> [TASK INPUT]
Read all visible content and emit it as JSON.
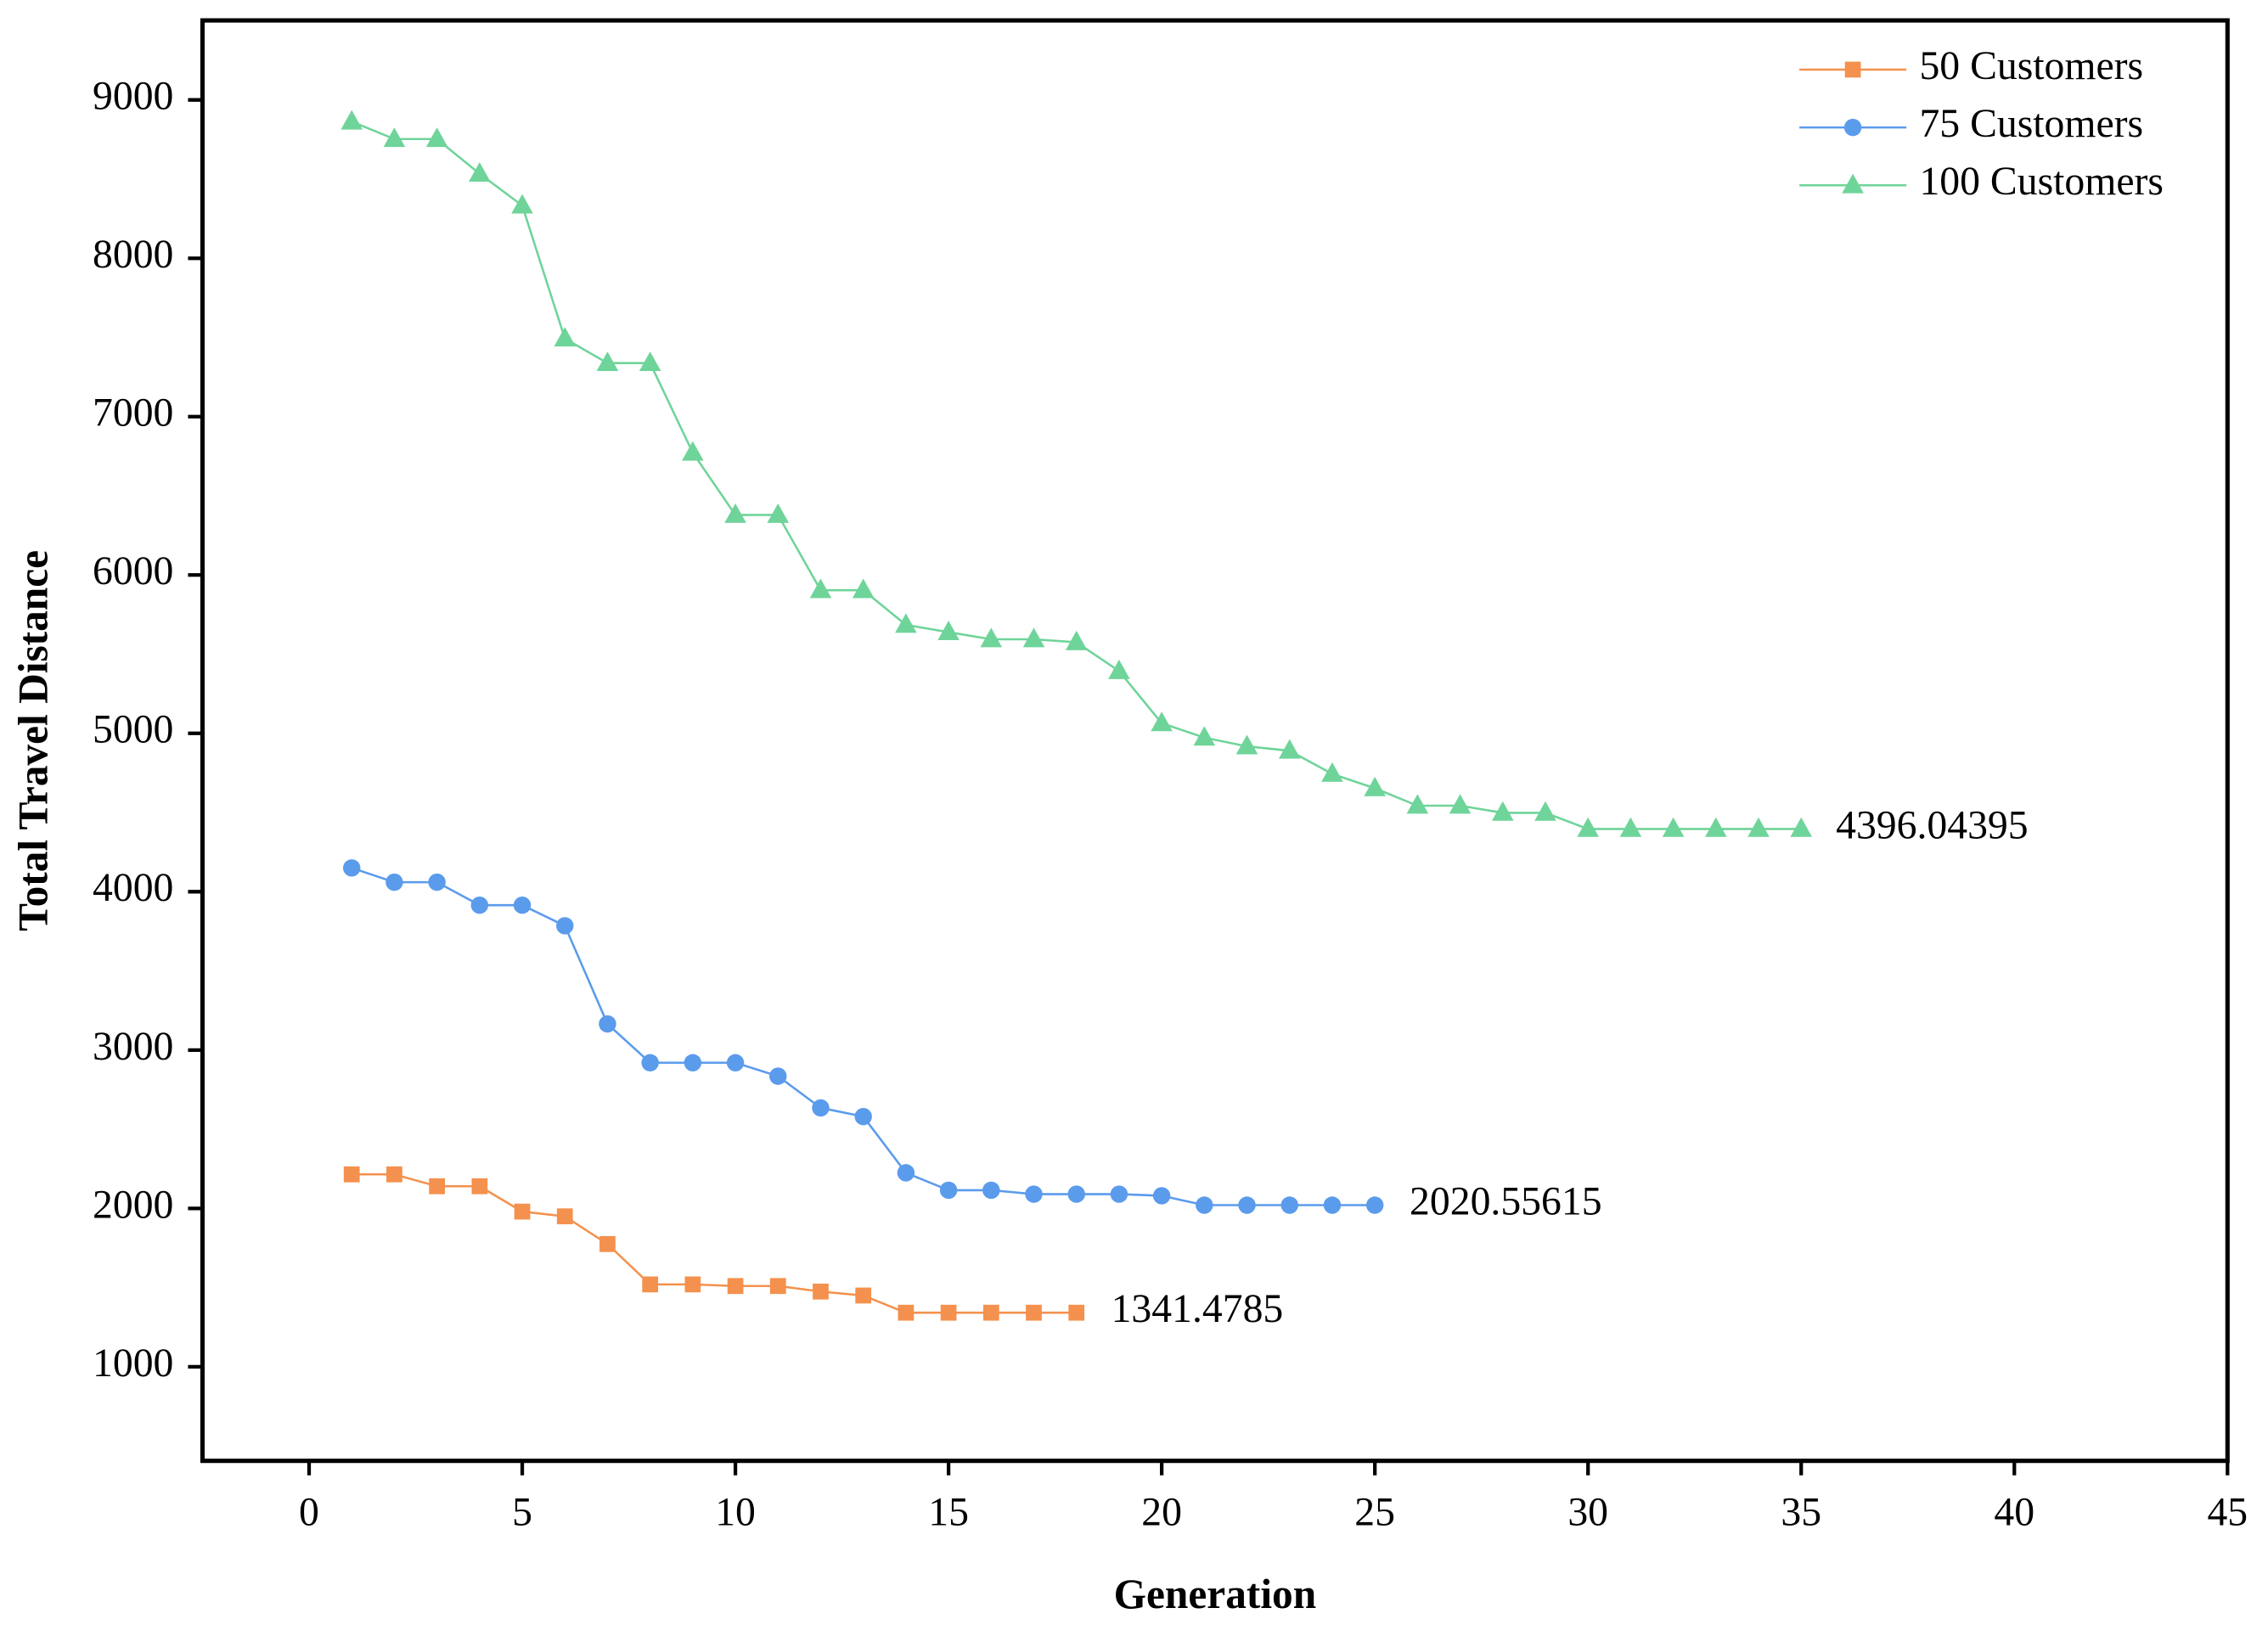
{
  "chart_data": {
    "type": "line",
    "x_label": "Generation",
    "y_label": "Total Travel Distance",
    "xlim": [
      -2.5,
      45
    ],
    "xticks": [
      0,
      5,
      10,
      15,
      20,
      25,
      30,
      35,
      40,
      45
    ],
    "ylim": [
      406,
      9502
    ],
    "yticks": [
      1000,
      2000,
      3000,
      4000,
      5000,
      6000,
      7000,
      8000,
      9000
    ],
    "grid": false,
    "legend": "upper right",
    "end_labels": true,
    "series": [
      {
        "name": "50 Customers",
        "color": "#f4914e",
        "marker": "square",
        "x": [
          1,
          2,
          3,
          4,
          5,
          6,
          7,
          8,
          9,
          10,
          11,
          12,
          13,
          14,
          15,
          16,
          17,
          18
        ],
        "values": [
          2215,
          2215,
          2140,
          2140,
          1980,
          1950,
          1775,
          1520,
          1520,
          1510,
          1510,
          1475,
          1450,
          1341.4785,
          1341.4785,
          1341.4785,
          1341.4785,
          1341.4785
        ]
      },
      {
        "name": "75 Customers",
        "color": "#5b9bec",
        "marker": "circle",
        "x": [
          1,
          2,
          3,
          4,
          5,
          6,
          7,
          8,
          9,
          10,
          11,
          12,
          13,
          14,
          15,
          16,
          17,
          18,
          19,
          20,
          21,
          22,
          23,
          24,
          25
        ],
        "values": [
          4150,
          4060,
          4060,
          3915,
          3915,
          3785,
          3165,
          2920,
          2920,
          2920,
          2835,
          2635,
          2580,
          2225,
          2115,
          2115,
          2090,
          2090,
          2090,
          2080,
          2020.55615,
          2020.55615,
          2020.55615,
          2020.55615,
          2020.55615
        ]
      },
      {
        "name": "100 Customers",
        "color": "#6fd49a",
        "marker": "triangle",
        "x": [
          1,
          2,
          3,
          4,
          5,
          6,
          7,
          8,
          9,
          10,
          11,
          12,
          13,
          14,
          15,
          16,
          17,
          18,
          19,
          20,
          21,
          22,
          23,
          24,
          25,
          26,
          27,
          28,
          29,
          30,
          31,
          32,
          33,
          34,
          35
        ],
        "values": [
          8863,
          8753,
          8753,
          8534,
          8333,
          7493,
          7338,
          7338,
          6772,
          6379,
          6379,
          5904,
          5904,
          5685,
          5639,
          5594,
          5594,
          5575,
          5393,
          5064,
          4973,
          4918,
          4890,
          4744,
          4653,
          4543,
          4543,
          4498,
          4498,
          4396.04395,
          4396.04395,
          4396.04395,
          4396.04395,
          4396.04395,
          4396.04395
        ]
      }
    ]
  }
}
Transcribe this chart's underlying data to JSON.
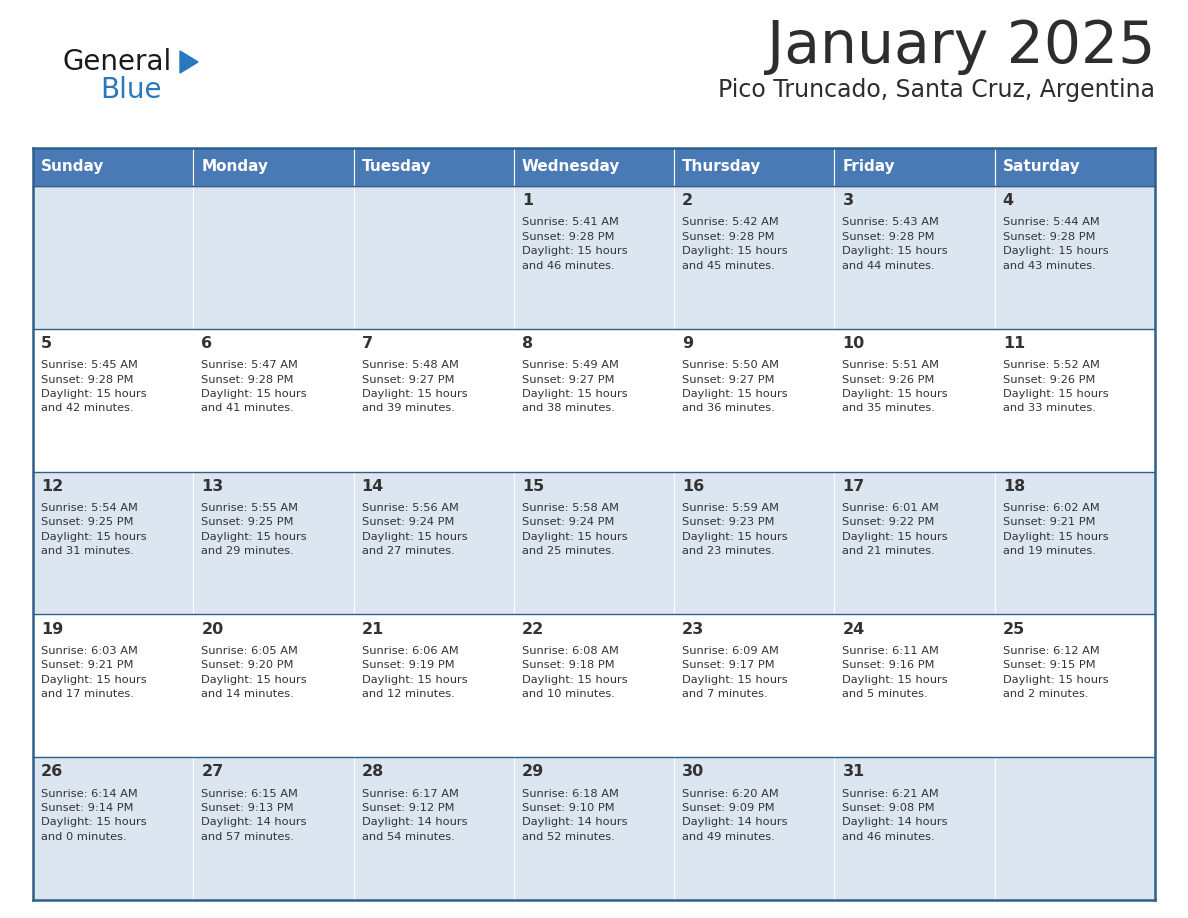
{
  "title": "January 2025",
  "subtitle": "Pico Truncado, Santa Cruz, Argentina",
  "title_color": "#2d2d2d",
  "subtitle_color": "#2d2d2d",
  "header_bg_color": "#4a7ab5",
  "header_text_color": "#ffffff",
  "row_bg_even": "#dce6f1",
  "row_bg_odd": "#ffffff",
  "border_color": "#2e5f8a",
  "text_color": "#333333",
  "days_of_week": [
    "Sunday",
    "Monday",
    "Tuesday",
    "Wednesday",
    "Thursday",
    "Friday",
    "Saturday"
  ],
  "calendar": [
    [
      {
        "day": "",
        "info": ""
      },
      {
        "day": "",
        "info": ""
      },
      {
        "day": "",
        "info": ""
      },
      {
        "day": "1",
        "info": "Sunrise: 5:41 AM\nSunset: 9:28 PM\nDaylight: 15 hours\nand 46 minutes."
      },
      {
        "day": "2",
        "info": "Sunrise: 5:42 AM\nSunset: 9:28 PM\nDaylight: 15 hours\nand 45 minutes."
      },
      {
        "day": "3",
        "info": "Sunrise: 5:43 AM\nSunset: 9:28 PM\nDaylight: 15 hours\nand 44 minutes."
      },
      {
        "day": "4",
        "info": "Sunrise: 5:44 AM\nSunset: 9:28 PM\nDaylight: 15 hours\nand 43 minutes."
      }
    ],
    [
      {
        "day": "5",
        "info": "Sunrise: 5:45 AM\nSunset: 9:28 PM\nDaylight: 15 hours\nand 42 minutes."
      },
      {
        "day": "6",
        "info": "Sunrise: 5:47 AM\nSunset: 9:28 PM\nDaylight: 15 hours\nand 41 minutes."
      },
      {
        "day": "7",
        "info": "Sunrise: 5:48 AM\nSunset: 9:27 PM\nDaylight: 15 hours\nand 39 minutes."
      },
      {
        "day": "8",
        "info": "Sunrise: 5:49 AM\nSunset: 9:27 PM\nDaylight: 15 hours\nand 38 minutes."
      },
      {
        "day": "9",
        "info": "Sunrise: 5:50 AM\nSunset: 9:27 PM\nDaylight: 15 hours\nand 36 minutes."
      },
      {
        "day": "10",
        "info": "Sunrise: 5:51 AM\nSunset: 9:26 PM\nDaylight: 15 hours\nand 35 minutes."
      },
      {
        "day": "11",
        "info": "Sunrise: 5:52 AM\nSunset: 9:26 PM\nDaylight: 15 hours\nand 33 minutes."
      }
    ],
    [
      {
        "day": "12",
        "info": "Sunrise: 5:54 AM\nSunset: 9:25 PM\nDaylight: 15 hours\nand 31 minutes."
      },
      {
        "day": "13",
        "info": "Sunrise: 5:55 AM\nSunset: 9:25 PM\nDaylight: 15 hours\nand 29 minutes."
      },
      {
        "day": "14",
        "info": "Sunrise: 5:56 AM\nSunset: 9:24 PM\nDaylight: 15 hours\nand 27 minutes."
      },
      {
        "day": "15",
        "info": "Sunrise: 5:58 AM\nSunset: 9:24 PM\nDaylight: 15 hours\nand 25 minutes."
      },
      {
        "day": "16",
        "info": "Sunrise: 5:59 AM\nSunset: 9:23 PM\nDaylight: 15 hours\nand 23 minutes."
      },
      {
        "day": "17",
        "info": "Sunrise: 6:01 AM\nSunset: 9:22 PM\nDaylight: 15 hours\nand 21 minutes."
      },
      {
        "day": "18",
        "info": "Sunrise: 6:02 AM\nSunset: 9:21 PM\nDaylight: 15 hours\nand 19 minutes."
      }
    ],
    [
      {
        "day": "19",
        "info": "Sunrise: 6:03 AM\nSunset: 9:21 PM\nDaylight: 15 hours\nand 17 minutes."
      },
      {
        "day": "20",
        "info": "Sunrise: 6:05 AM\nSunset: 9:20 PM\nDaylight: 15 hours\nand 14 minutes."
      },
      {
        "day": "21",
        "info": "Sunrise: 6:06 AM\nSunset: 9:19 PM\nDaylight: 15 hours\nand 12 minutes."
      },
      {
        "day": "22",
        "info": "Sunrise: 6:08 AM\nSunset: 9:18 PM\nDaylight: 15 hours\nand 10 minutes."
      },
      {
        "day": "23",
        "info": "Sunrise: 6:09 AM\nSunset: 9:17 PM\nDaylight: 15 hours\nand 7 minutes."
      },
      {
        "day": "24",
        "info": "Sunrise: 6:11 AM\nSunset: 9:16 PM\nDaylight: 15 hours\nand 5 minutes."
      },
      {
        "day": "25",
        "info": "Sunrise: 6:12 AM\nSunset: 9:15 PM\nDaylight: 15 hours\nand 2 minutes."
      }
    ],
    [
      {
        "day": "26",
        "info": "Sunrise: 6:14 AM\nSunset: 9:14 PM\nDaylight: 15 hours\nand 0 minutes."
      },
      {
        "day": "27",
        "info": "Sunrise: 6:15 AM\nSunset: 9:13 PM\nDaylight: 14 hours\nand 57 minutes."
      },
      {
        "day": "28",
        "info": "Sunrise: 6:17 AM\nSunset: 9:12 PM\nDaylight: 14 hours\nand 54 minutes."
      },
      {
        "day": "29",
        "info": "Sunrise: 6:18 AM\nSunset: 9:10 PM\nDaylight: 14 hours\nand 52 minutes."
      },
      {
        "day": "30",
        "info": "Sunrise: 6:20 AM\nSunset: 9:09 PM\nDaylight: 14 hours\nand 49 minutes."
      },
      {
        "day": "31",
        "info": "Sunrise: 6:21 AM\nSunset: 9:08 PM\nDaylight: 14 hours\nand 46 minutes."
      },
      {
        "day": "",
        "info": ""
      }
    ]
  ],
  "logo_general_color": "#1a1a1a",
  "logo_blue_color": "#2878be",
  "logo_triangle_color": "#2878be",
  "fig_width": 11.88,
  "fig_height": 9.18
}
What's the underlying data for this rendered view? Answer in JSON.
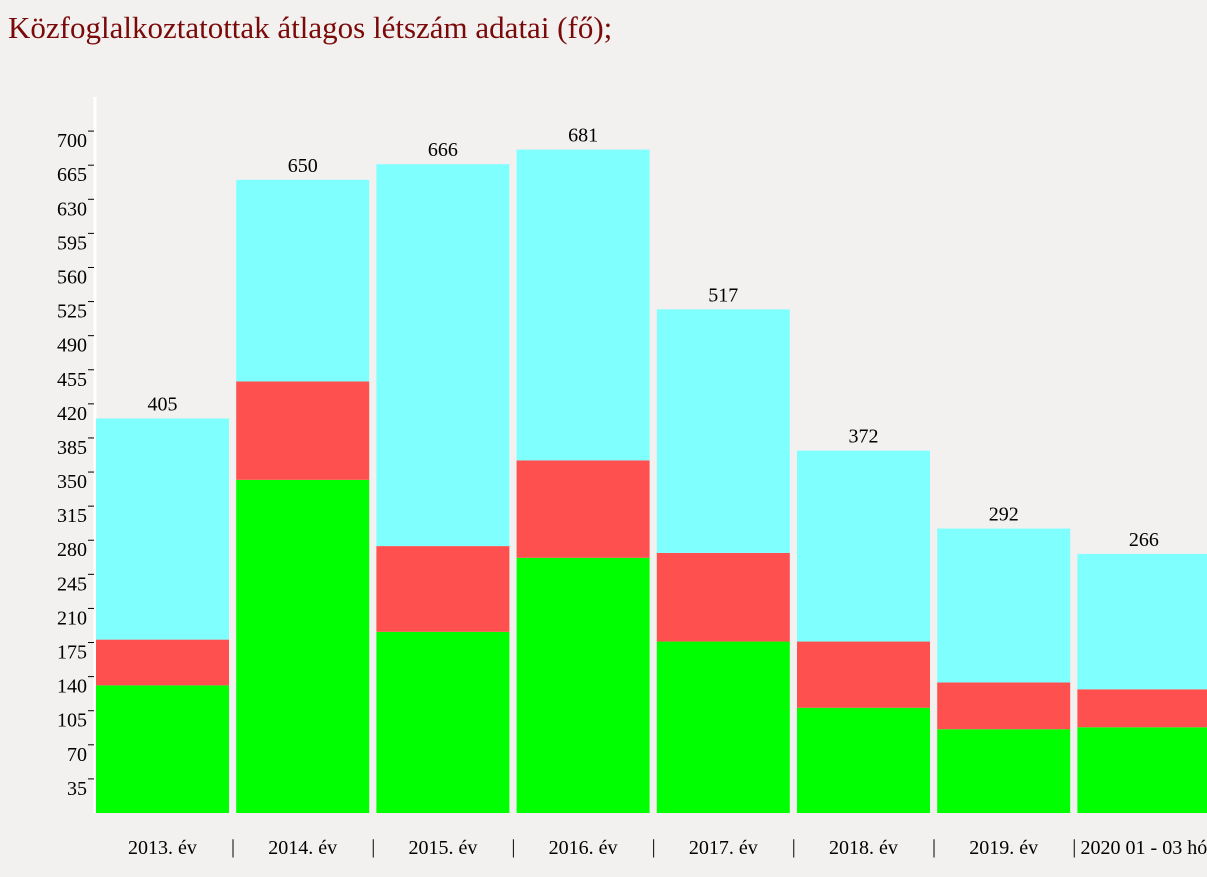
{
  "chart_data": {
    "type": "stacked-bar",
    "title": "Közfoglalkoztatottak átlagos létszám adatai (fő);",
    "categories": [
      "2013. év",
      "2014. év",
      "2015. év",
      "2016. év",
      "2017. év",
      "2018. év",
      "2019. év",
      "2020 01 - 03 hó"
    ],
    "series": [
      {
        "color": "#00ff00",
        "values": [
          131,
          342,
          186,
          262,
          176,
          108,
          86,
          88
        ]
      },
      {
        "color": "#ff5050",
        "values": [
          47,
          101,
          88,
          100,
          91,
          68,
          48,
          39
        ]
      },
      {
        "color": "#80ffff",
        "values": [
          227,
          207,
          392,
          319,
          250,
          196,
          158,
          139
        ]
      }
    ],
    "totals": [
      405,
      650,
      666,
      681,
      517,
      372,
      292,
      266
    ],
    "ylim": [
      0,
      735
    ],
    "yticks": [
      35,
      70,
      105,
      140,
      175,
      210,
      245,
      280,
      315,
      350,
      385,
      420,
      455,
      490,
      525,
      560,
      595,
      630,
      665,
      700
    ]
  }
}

> [STATED EXERCISE]
Take every line from the data above that holds "this" and copy it out.

> [CORRECT RESPONSE]
Transcribe this chart's underlying data to JSON.
What's the underlying data for this rendered view? Answer in JSON.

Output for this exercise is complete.